- Do this: Look below. Copy each line that has "title" in it.

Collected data
#####

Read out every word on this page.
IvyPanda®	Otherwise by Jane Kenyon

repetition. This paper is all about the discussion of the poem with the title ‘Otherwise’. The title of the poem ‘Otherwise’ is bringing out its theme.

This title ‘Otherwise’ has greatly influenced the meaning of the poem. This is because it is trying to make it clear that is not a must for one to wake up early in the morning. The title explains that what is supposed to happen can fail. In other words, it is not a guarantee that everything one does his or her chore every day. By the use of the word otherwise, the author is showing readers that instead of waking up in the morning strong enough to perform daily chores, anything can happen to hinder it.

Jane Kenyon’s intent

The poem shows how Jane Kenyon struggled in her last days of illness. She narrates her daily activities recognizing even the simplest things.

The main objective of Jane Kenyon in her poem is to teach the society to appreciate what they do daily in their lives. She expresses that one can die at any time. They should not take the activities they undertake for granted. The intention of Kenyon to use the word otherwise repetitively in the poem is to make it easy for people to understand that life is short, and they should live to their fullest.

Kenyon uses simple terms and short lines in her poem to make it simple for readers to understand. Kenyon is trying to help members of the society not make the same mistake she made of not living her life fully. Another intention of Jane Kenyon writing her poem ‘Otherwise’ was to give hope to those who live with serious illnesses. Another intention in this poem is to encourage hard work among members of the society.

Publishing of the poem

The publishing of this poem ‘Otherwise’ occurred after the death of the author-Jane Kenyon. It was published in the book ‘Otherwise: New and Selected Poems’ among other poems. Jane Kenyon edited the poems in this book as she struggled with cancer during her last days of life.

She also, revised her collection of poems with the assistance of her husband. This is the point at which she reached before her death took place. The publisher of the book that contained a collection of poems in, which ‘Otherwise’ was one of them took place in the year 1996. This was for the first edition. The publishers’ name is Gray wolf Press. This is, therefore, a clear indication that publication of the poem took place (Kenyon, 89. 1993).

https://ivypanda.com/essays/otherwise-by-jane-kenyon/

#####

- Completed exercise:
repetition. This paper is all about the discussion of the poem with the title ‘Otherwise’. The title of the poem ‘Otherwise’ is bringing out its theme.
This title ‘Otherwise’ has greatly influenced the meaning of the poem. This is because it is trying to make it clear that is not a must for one to wake up early in the morning. The title explains that what is supposed to happen can fail. In other words, it is not a guarantee that everything one does his or her chore every day. By the use of the word otherwise, the author is showing readers that instead of waking up in the morning strong enough to perform daily chores, anything can happen to hinder it.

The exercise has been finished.